**DIRECTIVE:** Find the lines containing "asleep" and say how many there are, with no other words.

Extracted data entries:
--- --- ---

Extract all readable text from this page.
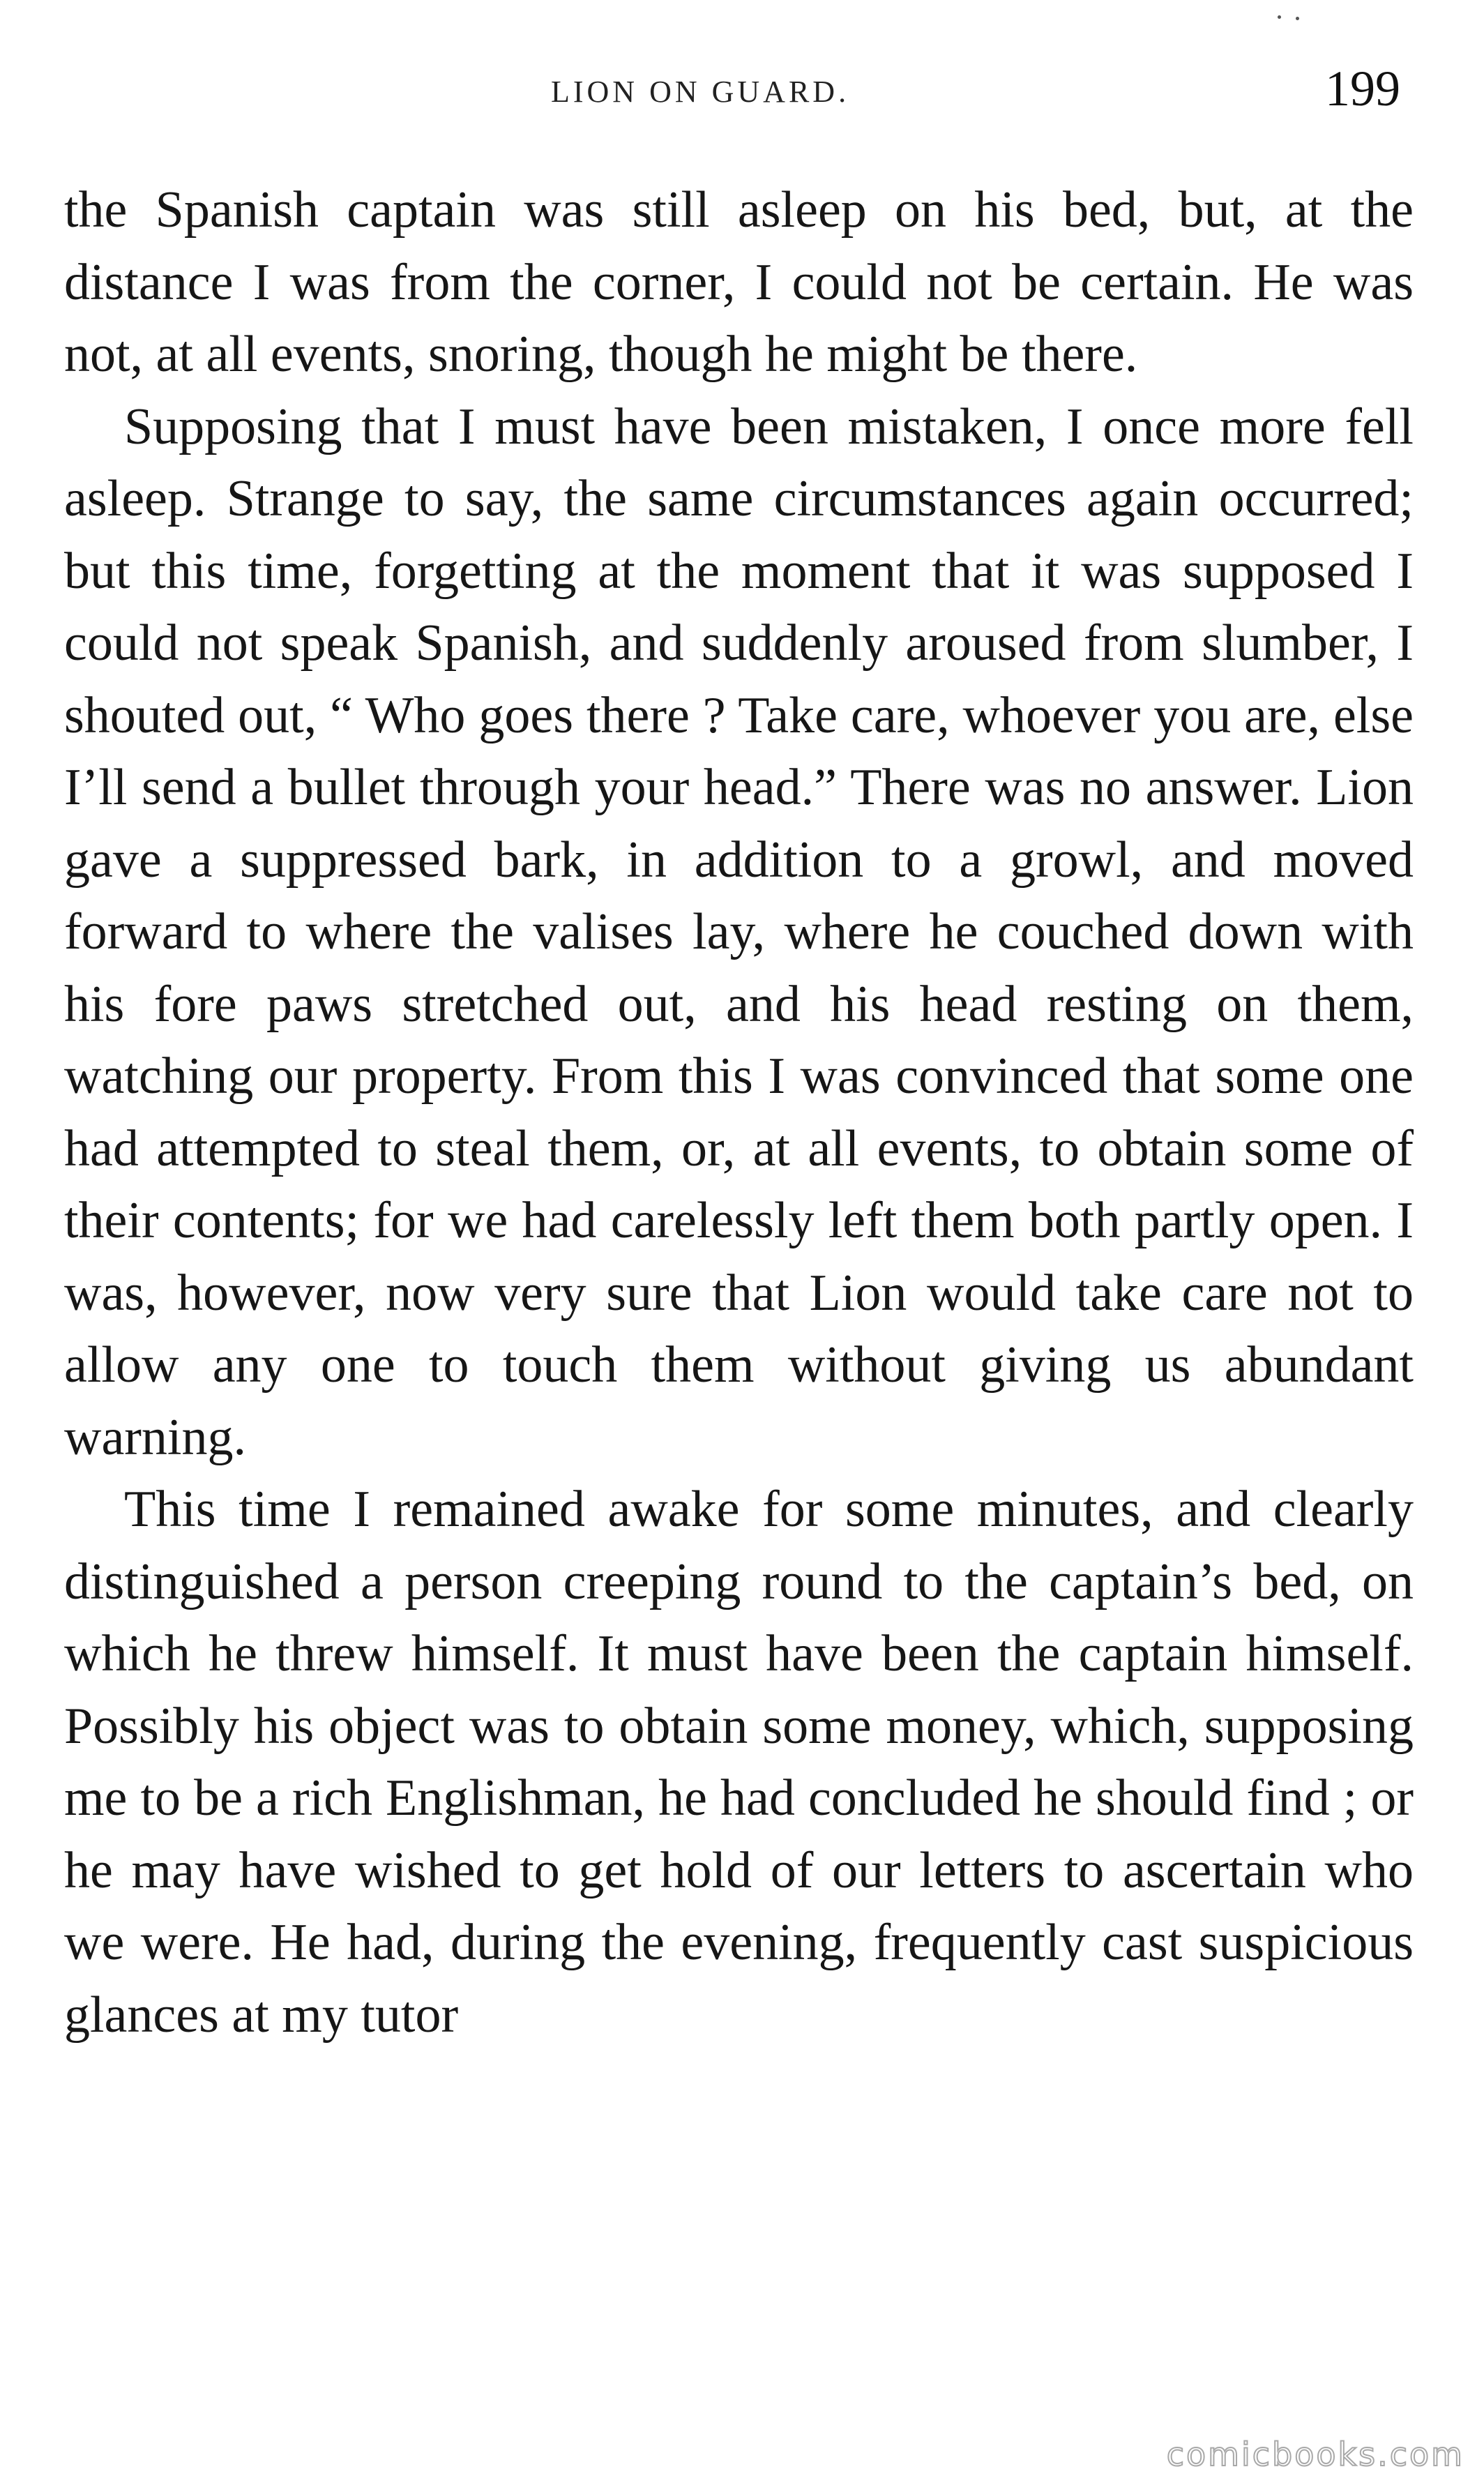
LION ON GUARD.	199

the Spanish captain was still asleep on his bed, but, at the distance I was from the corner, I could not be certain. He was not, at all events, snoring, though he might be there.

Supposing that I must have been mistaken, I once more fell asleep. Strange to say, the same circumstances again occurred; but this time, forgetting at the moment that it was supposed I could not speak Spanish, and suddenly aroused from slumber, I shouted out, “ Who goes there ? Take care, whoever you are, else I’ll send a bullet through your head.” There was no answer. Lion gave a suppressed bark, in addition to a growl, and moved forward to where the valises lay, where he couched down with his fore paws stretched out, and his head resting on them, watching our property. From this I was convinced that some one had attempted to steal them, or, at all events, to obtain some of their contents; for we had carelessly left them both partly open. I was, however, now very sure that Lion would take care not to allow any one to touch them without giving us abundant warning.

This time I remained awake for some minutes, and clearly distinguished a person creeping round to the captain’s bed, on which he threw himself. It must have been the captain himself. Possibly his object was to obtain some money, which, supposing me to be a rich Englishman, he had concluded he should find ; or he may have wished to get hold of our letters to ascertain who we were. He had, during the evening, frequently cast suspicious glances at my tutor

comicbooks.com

--- --- ---

**WRITTEN REPLY:** 2